*DESCRIPTION OF THE TASK*: In the listing that follows, count each line containing the string "把一根粗细均匀的木头锯成" and report only the count.

*MATERIAL FOR THIS TASK*:
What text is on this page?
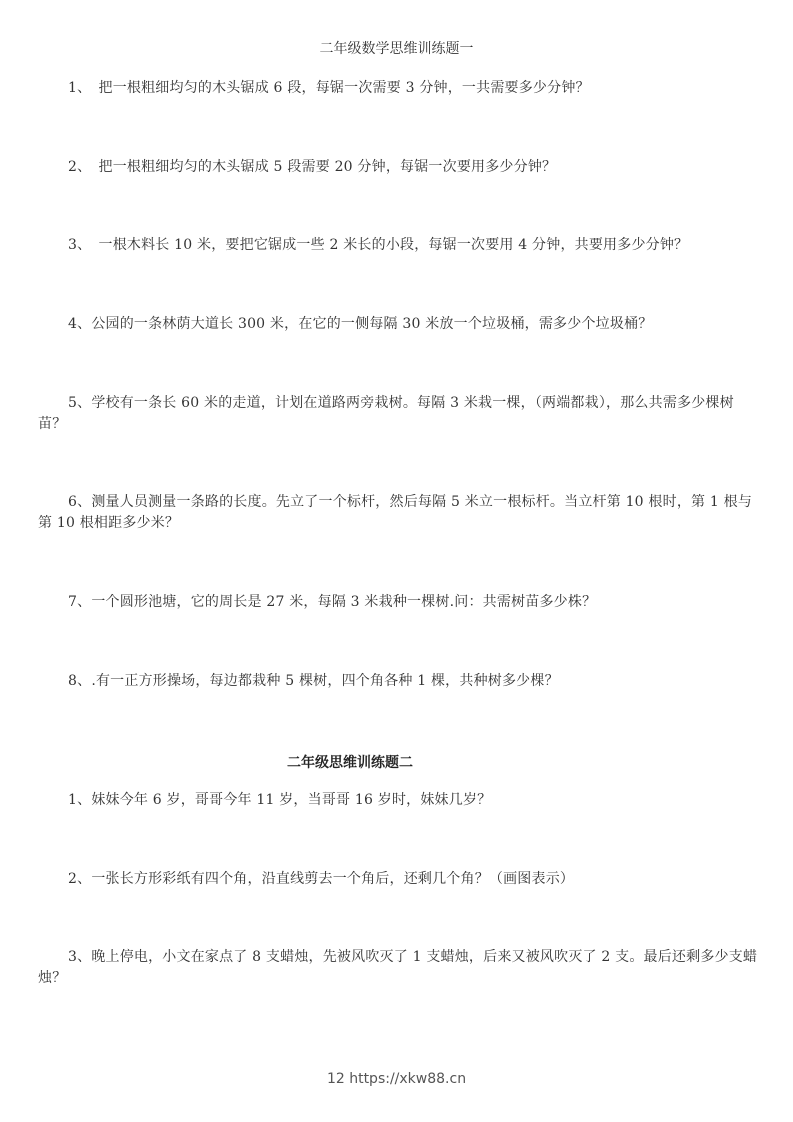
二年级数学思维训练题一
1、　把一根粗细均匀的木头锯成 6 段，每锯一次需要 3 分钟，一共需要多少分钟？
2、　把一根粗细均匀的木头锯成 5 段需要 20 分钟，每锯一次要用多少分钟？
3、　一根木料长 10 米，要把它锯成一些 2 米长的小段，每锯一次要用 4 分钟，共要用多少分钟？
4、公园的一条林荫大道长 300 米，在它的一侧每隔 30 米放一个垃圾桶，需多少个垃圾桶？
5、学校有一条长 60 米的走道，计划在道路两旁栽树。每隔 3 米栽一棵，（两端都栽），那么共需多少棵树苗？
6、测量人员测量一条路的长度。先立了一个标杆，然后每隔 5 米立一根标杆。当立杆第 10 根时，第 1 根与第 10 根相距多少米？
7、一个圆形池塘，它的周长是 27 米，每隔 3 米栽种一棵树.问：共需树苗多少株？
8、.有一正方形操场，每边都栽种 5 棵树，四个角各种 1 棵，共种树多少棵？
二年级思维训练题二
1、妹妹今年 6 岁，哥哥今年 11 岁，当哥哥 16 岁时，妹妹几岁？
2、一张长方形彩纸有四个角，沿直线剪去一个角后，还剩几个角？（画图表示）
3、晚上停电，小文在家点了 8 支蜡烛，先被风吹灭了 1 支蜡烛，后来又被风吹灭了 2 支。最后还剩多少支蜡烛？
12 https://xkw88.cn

*RESPONSE BELOW*: 2